YOUR TASK:
Repeat exactly each line of the data provided below.
## Start RECORDS SHOWN
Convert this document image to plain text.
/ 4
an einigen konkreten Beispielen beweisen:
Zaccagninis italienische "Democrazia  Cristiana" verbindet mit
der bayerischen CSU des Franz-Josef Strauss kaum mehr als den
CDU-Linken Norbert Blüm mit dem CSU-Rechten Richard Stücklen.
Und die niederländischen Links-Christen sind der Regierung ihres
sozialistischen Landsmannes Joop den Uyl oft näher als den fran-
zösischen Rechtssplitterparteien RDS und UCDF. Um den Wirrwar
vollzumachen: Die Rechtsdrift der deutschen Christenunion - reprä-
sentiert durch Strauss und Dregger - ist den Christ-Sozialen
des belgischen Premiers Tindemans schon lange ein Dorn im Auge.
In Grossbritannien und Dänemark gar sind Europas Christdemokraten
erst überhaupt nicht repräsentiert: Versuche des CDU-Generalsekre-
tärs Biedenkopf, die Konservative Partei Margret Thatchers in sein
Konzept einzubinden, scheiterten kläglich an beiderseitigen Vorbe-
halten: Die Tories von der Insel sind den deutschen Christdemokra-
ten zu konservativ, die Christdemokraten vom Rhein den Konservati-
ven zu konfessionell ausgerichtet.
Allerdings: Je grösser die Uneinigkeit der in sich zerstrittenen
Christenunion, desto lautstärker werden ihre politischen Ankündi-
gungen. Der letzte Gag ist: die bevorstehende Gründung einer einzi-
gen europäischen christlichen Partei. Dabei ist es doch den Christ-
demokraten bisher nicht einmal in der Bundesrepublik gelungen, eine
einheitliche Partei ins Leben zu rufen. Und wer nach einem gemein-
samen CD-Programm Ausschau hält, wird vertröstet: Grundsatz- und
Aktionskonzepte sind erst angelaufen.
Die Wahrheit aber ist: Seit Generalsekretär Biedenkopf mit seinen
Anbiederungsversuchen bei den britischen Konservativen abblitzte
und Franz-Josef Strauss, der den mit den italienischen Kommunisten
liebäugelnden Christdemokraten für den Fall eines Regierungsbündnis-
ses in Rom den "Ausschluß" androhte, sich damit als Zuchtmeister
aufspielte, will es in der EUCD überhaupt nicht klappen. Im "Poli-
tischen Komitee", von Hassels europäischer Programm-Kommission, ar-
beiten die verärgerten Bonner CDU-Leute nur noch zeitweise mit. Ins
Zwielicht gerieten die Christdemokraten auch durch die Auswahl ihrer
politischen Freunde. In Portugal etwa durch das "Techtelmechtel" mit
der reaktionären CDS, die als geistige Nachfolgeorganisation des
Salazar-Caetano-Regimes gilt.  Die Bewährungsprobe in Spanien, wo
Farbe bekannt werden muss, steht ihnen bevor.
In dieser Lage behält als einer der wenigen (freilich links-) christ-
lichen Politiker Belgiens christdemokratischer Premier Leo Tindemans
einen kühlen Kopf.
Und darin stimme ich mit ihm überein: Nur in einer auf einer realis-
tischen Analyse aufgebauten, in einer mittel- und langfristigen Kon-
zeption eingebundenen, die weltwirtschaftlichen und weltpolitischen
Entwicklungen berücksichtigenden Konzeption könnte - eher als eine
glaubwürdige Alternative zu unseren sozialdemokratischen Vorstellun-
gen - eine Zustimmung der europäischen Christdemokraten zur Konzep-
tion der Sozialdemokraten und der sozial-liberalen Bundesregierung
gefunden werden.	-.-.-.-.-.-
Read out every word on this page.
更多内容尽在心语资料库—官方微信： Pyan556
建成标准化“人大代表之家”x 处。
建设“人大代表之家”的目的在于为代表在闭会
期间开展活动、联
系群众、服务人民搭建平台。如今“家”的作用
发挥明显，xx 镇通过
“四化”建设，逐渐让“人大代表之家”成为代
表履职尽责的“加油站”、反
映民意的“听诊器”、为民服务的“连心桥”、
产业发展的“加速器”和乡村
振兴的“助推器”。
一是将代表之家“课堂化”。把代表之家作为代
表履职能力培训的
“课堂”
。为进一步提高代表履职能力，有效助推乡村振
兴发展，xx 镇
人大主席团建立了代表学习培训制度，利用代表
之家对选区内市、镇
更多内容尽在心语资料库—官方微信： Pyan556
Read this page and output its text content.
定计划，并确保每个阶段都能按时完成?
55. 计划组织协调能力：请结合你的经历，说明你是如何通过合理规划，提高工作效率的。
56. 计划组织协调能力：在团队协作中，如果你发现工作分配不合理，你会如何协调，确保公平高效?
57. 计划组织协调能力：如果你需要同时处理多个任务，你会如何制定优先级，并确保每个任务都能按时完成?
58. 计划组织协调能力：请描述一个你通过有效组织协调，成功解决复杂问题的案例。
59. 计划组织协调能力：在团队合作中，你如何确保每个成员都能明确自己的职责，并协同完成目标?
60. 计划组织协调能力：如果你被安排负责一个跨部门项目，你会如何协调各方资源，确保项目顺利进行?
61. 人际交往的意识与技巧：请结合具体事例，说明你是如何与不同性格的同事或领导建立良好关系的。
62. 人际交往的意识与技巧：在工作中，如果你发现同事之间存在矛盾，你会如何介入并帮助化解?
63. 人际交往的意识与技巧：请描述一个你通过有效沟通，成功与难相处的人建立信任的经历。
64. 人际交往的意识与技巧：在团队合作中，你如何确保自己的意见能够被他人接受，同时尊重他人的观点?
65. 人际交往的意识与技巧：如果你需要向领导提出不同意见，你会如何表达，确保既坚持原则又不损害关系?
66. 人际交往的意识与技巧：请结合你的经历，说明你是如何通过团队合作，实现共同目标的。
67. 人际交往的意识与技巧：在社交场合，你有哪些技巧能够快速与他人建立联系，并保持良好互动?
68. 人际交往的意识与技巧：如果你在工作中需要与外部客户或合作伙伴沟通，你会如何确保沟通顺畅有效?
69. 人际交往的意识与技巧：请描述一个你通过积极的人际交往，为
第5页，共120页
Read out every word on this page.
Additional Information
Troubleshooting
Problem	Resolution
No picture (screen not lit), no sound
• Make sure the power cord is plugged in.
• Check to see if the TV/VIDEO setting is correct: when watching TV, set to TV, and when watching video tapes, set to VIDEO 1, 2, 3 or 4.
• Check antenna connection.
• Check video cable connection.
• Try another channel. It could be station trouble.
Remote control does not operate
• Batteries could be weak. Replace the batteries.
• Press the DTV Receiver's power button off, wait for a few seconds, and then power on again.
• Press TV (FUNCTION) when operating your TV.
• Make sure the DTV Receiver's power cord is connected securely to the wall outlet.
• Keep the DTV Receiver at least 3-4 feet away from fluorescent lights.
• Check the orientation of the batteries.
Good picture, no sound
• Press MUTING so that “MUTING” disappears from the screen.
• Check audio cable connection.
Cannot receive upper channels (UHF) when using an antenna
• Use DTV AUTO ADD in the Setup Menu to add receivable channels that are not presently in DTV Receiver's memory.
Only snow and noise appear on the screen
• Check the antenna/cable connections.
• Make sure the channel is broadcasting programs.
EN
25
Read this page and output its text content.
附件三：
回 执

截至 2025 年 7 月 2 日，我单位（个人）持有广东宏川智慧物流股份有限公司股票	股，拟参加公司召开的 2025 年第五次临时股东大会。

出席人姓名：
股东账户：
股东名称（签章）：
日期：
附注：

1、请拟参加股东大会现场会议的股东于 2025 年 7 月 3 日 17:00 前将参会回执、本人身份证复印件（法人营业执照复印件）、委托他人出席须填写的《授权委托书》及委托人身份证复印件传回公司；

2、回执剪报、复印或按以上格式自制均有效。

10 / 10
## End RECORDS SHOWN
PROBLEM SOLUTION:
Convert this document image to plain text.
/ 4
an einigen konkreten Beispielen beweisen:
Zaccagninis italienische "Democrazia  Cristiana" verbindet mit
der bayerischen CSU des Franz-Josef Strauss kaum mehr als den
CDU-Linken Norbert Blüm mit dem CSU-Rechten Richard Stücklen.
Und die niederländischen Links-Christen sind der Regierung ihres
sozialistischen Landsmannes Joop den Uyl oft näher als den fran-
zösischen Rechtssplitterparteien RDS und UCDF. Um den Wirrwar
vollzumachen: Die Rechtsdrift der deutschen Christenunion - reprä-
sentiert durch Strauss und Dregger - ist den Christ-Sozialen
des belgischen Premiers Tindemans schon lange ein Dorn im Auge.
In Grossbritannien und Dänemark gar sind Europas Christdemokraten
erst überhaupt nicht repräsentiert: Versuche des CDU-Generalsekre-
tärs Biedenkopf, die Konservative Partei Margret Thatchers in sein
Konzept einzubinden, scheiterten kläglich an beiderseitigen Vorbe-
halten: Die Tories von der Insel sind den deutschen Christdemokra-
ten zu konservativ, die Christdemokraten vom Rhein den Konservati-
ven zu konfessionell ausgerichtet.
Allerdings: Je grösser die Uneinigkeit der in sich zerstrittenen
Christenunion, desto lautstärker werden ihre politischen Ankündi-
gungen. Der letzte Gag ist: die bevorstehende Gründung einer einzi-
gen europäischen christlichen Partei. Dabei ist es doch den Christ-
demokraten bisher nicht einmal in der Bundesrepublik gelungen, eine
einheitliche Partei ins Leben zu rufen. Und wer nach einem gemein-
samen CD-Programm Ausschau hält, wird vertröstet: Grundsatz- und
Aktionskonzepte sind erst angelaufen.
Die Wahrheit aber ist: Seit Generalsekretär Biedenkopf mit seinen
Anbiederungsversuchen bei den britischen Konservativen abblitzte
und Franz-Josef Strauss, der den mit den italienischen Kommunisten
liebäugelnden Christdemokraten für den Fall eines Regierungsbündnis-
ses in Rom den "Ausschluß" androhte, sich damit als Zuchtmeister
aufspielte, will es in der EUCD überhaupt nicht klappen. Im "Poli-
tischen Komitee", von Hassels europäischer Programm-Kommission, ar-
beiten die verärgerten Bonner CDU-Leute nur noch zeitweise mit. Ins
Zwielicht gerieten die Christdemokraten auch durch die Auswahl ihrer
politischen Freunde. In Portugal etwa durch das "Techtelmechtel" mit
der reaktionären CDS, die als geistige Nachfolgeorganisation des
Salazar-Caetano-Regimes gilt.  Die Bewährungsprobe in Spanien, wo
Farbe bekannt werden muss, steht ihnen bevor.
In dieser Lage behält als einer der wenigen (freilich links-) christ-
lichen Politiker Belgiens christdemokratischer Premier Leo Tindemans
einen kühlen Kopf.
Und darin stimme ich mit ihm überein: Nur in einer auf einer realis-
tischen Analyse aufgebauten, in einer mittel- und langfristigen Kon-
zeption eingebundenen, die weltwirtschaftlichen und weltpolitischen
Entwicklungen berücksichtigenden Konzeption könnte - eher als eine
glaubwürdige Alternative zu unseren sozialdemokratischen Vorstellun-
gen - eine Zustimmung der europäischen Christdemokraten zur Konzep-
tion der Sozialdemokraten und der sozial-liberalen Bundesregierung
gefunden werden.	-.-.-.-.-.-
Read out every word on this page.
更多内容尽在心语资料库—官方微信： Pyan556
建成标准化“人大代表之家”x 处。
建设“人大代表之家”的目的在于为代表在闭会
期间开展活动、联
系群众、服务人民搭建平台。如今“家”的作用
发挥明显，xx 镇通过
“四化”建设，逐渐让“人大代表之家”成为代
表履职尽责的“加油站”、反
映民意的“听诊器”、为民服务的“连心桥”、
产业发展的“加速器”和乡村
振兴的“助推器”。
一是将代表之家“课堂化”。把代表之家作为代
表履职能力培训的
“课堂”
。为进一步提高代表履职能力，有效助推乡村振
兴发展，xx 镇
人大主席团建立了代表学习培训制度，利用代表
之家对选区内市、镇
更多内容尽在心语资料库—官方微信： Pyan556
Read this page and output its text content.
定计划，并确保每个阶段都能按时完成?
55. 计划组织协调能力：请结合你的经历，说明你是如何通过合理规划，提高工作效率的。
56. 计划组织协调能力：在团队协作中，如果你发现工作分配不合理，你会如何协调，确保公平高效?
57. 计划组织协调能力：如果你需要同时处理多个任务，你会如何制定优先级，并确保每个任务都能按时完成?
58. 计划组织协调能力：请描述一个你通过有效组织协调，成功解决复杂问题的案例。
59. 计划组织协调能力：在团队合作中，你如何确保每个成员都能明确自己的职责，并协同完成目标?
60. 计划组织协调能力：如果你被安排负责一个跨部门项目，你会如何协调各方资源，确保项目顺利进行?
61. 人际交往的意识与技巧：请结合具体事例，说明你是如何与不同性格的同事或领导建立良好关系的。
62. 人际交往的意识与技巧：在工作中，如果你发现同事之间存在矛盾，你会如何介入并帮助化解?
63. 人际交往的意识与技巧：请描述一个你通过有效沟通，成功与难相处的人建立信任的经历。
64. 人际交往的意识与技巧：在团队合作中，你如何确保自己的意见能够被他人接受，同时尊重他人的观点?
65. 人际交往的意识与技巧：如果你需要向领导提出不同意见，你会如何表达，确保既坚持原则又不损害关系?
66. 人际交往的意识与技巧：请结合你的经历，说明你是如何通过团队合作，实现共同目标的。
67. 人际交往的意识与技巧：在社交场合，你有哪些技巧能够快速与他人建立联系，并保持良好互动?
68. 人际交往的意识与技巧：如果你在工作中需要与外部客户或合作伙伴沟通，你会如何确保沟通顺畅有效?
69. 人际交往的意识与技巧：请描述一个你通过积极的人际交往，为
第5页，共120页
Read out every word on this page.
Additional Information
Troubleshooting
Problem	Resolution
No picture (screen not lit), no sound
• Make sure the power cord is plugged in.
• Check to see if the TV/VIDEO setting is correct: when watching TV, set to TV, and when watching video tapes, set to VIDEO 1, 2, 3 or 4.
• Check antenna connection.
• Check video cable connection.
• Try another channel. It could be station trouble.
Remote control does not operate
• Batteries could be weak. Replace the batteries.
• Press the DTV Receiver's power button off, wait for a few seconds, and then power on again.
• Press TV (FUNCTION) when operating your TV.
• Make sure the DTV Receiver's power cord is connected securely to the wall outlet.
• Keep the DTV Receiver at least 3-4 feet away from fluorescent lights.
• Check the orientation of the batteries.
Good picture, no sound
• Press MUTING so that “MUTING” disappears from the screen.
• Check audio cable connection.
Cannot receive upper channels (UHF) when using an antenna
• Use DTV AUTO ADD in the Setup Menu to add receivable channels that are not presently in DTV Receiver's memory.
Only snow and noise appear on the screen
• Check the antenna/cable connections.
• Make sure the channel is broadcasting programs.
EN
25
Read this page and output its text content.
附件三：
回 执

截至 2025 年 7 月 2 日，我单位（个人）持有广东宏川智慧物流股份有限公司股票	股，拟参加公司召开的 2025 年第五次临时股东大会。

出席人姓名：
股东账户：
股东名称（签章）：
日期：
附注：

1、请拟参加股东大会现场会议的股东于 2025 年 7 月 3 日 17:00 前将参会回执、本人身份证复印件（法人营业执照复印件）、委托他人出席须填写的《授权委托书》及委托人身份证复印件传回公司；

2、回执剪报、复印或按以上格式自制均有效。

10 / 10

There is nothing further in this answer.